Look for the line containing "Convert this screenshot" in the listing below. Retype that line and every subsequent line through the last one, and only those.

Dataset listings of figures
/---
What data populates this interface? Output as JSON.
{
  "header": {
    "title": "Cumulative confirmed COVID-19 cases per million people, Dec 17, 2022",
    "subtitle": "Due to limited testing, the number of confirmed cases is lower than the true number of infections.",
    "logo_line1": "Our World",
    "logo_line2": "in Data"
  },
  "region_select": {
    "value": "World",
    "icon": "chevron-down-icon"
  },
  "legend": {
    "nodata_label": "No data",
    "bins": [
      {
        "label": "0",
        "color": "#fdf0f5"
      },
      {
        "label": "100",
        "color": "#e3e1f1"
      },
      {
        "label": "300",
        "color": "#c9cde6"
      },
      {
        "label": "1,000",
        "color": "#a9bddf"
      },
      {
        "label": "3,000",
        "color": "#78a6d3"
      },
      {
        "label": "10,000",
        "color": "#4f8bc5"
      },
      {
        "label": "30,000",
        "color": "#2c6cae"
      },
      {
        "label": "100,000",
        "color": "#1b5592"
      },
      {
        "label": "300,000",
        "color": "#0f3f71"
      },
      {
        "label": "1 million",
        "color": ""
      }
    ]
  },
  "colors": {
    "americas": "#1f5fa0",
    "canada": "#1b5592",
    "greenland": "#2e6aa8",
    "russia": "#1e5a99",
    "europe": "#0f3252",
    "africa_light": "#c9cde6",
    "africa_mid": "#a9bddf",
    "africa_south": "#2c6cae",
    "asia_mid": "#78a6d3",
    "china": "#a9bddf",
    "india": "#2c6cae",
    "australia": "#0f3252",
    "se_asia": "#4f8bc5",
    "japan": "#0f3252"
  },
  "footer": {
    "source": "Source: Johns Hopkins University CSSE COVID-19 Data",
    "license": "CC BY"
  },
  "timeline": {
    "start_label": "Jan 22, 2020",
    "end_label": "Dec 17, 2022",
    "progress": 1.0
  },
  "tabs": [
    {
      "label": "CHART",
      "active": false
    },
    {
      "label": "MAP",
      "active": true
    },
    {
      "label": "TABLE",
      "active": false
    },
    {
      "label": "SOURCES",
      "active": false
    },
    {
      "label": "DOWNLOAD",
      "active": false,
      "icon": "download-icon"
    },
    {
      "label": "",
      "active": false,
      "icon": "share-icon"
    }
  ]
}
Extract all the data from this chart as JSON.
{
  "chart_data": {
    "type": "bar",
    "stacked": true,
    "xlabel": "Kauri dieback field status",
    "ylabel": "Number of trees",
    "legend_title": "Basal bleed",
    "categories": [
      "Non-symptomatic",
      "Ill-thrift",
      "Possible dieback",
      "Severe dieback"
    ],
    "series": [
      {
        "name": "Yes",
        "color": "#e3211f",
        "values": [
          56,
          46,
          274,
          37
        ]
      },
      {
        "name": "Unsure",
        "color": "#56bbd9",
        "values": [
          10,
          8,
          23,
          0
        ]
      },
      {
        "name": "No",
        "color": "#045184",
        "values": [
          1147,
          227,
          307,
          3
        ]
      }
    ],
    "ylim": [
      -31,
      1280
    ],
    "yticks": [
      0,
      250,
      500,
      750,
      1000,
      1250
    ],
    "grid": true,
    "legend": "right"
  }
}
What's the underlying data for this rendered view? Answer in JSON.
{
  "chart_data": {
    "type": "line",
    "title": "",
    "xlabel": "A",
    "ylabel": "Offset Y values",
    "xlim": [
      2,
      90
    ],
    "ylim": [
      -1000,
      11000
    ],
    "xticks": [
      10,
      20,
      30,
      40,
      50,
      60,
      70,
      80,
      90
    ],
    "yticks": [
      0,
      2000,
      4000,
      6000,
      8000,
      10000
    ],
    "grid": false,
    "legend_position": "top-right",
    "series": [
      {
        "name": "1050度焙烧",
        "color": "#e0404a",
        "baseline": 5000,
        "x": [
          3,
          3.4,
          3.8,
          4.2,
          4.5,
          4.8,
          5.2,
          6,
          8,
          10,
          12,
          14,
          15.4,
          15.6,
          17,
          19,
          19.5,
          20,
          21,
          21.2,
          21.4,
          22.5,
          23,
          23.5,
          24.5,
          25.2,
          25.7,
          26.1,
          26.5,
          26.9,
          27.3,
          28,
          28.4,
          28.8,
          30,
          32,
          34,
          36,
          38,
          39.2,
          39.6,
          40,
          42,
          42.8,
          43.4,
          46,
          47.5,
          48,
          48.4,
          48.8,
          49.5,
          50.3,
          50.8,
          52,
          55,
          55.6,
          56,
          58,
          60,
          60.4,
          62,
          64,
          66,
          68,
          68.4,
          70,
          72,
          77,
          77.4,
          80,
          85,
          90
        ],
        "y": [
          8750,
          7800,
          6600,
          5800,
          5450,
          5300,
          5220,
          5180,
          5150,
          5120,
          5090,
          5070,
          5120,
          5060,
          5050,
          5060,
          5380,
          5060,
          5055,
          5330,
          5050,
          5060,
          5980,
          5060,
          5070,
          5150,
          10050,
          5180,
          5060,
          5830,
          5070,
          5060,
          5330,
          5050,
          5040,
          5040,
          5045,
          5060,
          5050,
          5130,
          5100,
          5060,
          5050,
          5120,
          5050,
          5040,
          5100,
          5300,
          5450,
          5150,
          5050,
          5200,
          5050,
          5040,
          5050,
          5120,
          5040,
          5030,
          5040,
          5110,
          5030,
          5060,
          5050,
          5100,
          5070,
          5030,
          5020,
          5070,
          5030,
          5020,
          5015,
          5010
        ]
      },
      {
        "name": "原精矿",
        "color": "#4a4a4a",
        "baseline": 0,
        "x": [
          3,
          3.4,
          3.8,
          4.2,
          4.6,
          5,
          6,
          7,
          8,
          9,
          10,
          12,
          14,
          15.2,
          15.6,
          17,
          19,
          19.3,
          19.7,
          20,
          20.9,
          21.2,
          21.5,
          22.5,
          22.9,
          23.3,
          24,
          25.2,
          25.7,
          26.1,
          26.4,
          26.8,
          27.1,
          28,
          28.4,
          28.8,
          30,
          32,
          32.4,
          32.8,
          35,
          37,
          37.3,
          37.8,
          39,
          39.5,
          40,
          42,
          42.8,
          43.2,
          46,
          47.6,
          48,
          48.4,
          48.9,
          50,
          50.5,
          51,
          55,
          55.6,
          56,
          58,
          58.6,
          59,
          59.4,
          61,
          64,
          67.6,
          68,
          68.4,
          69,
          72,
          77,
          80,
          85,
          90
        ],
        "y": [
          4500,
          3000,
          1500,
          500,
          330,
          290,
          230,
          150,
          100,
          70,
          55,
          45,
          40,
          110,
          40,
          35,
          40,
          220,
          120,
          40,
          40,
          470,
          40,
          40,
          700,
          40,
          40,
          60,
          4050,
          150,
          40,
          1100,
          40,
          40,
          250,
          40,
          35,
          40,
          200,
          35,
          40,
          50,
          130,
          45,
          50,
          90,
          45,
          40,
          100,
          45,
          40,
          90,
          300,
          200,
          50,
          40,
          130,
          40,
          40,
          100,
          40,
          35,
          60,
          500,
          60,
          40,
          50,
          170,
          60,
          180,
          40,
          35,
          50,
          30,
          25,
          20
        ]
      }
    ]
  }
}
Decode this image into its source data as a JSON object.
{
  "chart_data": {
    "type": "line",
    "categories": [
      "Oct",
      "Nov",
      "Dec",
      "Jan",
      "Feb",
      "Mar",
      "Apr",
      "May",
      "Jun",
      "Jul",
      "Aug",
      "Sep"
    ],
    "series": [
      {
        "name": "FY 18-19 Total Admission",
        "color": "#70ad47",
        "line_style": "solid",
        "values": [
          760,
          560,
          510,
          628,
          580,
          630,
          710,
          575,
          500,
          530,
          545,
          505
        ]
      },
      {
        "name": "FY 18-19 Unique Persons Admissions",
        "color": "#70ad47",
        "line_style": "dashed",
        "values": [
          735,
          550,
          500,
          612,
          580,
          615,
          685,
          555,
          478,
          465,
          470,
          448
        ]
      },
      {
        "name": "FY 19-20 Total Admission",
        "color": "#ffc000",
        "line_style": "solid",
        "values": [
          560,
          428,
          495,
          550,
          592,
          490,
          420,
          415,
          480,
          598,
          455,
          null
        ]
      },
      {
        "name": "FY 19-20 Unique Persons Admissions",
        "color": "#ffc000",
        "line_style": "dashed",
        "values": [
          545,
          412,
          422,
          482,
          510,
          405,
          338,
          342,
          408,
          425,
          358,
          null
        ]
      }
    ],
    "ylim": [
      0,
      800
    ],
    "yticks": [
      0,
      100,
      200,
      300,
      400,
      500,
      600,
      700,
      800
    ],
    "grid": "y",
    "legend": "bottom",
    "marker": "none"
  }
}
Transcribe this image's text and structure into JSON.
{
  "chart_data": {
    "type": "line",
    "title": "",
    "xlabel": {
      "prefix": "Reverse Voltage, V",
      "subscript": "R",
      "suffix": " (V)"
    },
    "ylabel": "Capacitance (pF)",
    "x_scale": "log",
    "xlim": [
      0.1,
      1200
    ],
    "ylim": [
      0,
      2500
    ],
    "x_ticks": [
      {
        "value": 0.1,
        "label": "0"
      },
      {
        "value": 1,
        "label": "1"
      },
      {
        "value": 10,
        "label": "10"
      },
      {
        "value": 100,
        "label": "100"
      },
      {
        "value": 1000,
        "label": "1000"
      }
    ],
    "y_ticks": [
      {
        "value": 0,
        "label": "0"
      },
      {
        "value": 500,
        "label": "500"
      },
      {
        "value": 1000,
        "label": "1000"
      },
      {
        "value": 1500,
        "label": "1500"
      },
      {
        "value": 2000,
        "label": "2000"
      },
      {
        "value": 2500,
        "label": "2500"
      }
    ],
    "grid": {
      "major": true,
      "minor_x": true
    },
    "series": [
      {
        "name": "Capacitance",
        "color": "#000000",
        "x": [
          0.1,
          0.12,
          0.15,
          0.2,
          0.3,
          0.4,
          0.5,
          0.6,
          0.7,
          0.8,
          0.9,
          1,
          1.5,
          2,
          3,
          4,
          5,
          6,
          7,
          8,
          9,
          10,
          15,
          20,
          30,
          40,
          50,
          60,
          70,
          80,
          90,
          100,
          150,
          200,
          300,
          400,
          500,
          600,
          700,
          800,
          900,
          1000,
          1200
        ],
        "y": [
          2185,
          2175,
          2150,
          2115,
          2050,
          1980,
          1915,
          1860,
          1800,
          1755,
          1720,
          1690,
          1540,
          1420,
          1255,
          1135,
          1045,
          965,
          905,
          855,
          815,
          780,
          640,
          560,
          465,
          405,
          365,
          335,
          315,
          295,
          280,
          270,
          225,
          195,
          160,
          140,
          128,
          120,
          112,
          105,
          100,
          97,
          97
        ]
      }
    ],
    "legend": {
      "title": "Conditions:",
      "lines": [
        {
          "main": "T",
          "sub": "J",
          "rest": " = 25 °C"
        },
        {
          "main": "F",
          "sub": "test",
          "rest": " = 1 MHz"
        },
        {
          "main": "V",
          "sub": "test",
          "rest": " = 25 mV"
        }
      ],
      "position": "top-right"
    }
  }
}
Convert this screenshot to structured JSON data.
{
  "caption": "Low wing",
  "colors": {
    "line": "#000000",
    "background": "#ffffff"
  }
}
\---
Exercise response >>
Convert this screenshot to structured JSON data.
{
  "caption": "Low wing",
  "colors": {
    "line": "#000000",
    "background": "#ffffff"
  }
}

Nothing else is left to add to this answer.